Stored data

%%

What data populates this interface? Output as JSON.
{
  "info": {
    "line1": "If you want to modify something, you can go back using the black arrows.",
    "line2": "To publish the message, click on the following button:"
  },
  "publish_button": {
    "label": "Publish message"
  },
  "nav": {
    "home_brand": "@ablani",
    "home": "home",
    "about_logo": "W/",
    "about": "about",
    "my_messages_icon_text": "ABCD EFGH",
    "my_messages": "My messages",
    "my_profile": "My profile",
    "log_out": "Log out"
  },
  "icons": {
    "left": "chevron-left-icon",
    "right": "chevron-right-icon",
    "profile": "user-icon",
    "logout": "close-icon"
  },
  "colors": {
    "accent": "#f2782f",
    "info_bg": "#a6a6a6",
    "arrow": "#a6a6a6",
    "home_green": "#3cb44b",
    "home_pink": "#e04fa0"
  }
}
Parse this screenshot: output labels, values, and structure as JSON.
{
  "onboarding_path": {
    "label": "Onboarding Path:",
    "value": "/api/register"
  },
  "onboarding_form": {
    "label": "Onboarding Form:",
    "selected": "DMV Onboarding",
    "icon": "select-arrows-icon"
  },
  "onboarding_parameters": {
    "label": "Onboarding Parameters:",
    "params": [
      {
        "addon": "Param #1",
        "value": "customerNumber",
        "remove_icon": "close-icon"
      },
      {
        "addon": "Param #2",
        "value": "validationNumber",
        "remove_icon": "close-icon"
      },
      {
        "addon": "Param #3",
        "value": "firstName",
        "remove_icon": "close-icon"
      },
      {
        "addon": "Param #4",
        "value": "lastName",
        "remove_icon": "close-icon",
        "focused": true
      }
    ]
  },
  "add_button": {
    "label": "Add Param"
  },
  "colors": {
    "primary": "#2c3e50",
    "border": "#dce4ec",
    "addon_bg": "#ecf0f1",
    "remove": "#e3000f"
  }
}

%%

### Short task
Find every line holding the word "profile"; give their count and nothing else.

### Solution to the exercise
2